BEGIN DATA FOR THIS EXERCISE
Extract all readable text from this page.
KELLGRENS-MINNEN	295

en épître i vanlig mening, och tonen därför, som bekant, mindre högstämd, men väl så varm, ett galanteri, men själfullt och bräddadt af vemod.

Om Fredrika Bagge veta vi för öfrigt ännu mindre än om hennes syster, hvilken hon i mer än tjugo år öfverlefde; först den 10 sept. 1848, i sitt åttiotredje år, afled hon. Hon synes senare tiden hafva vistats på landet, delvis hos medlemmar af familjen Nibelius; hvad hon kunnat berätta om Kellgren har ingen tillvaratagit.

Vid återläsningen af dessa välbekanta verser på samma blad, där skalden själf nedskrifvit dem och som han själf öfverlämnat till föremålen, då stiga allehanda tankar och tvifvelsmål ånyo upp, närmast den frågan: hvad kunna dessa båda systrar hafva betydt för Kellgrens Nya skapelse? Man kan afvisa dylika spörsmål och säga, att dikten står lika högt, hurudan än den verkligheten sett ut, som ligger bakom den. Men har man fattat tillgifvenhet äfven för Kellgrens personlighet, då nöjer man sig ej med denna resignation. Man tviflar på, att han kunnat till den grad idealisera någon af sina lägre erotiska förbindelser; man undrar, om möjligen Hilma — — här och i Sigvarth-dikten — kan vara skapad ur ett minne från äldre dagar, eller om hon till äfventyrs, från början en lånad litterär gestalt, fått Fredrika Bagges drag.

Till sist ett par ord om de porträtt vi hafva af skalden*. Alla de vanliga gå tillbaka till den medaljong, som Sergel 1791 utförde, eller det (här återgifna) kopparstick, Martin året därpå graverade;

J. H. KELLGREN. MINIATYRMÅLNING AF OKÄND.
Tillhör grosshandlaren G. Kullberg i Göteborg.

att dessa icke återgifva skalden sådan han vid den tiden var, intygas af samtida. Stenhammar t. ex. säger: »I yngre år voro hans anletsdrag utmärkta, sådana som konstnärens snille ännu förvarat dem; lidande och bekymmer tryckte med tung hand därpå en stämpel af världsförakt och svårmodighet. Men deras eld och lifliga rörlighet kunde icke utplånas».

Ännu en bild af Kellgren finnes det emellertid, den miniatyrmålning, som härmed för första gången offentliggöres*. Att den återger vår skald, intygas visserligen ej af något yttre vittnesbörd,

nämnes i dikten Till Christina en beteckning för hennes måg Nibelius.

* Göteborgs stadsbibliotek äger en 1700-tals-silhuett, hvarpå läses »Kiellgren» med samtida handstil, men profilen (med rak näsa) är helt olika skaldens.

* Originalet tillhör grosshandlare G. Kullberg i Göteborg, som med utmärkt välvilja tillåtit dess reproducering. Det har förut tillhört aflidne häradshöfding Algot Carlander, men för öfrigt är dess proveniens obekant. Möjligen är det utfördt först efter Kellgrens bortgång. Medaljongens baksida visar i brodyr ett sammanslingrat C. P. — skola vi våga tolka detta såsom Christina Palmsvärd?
END DATA FOR THIS EXERCISE
_WRITTEN INSTRUCTION_
Retype all of the entries precisely as they are.

_TASK RESPONSE_
Extract all readable text from this page.
KELLGRENS-MINNEN	295

en épître i vanlig mening, och tonen därför, som bekant, mindre högstämd, men väl så varm, ett galanteri, men själfullt och bräddadt af vemod.

Om Fredrika Bagge veta vi för öfrigt ännu mindre än om hennes syster, hvilken hon i mer än tjugo år öfverlefde; först den 10 sept. 1848, i sitt åttiotredje år, afled hon. Hon synes senare tiden hafva vistats på landet, delvis hos medlemmar af familjen Nibelius; hvad hon kunnat berätta om Kellgren har ingen tillvaratagit.

Vid återläsningen af dessa välbekanta verser på samma blad, där skalden själf nedskrifvit dem och som han själf öfverlämnat till föremålen, då stiga allehanda tankar och tvifvelsmål ånyo upp, närmast den frågan: hvad kunna dessa båda systrar hafva betydt för Kellgrens Nya skapelse? Man kan afvisa dylika spörsmål och säga, att dikten står lika högt, hurudan än den verkligheten sett ut, som ligger bakom den. Men har man fattat tillgifvenhet äfven för Kellgrens personlighet, då nöjer man sig ej med denna resignation. Man tviflar på, att han kunnat till den grad idealisera någon af sina lägre erotiska förbindelser; man undrar, om möjligen Hilma — — här och i Sigvarth-dikten — kan vara skapad ur ett minne från äldre dagar, eller om hon till äfventyrs, från början en lånad litterär gestalt, fått Fredrika Bagges drag.

Till sist ett par ord om de porträtt vi hafva af skalden*. Alla de vanliga gå tillbaka till den medaljong, som Sergel 1791 utförde, eller det (här återgifna) kopparstick, Martin året därpå graverade;

J. H. KELLGREN. MINIATYRMÅLNING AF OKÄND.
Tillhör grosshandlaren G. Kullberg i Göteborg.

att dessa icke återgifva skalden sådan han vid den tiden var, intygas af samtida. Stenhammar t. ex. säger: »I yngre år voro hans anletsdrag utmärkta, sådana som konstnärens snille ännu förvarat dem; lidande och bekymmer tryckte med tung hand därpå en stämpel af världsförakt och svårmodighet. Men deras eld och lifliga rörlighet kunde icke utplånas».

Ännu en bild af Kellgren finnes det emellertid, den miniatyrmålning, som härmed för första gången offentliggöres*. Att den återger vår skald, intygas visserligen ej af något yttre vittnesbörd,

nämnes i dikten Till Christina en beteckning för hennes måg Nibelius.

* Göteborgs stadsbibliotek äger en 1700-tals-silhuett, hvarpå läses »Kiellgren» med samtida handstil, men profilen (med rak näsa) är helt olika skaldens.

* Originalet tillhör grosshandlare G. Kullberg i Göteborg, som med utmärkt välvilja tillåtit dess reproducering. Det har förut tillhört aflidne häradshöfding Algot Carlander, men för öfrigt är dess proveniens obekant. Möjligen är det utfördt först efter Kellgrens bortgång. Medaljongens baksida visar i brodyr ett sammanslingrat C. P. — skola vi våga tolka detta såsom Christina Palmsvärd?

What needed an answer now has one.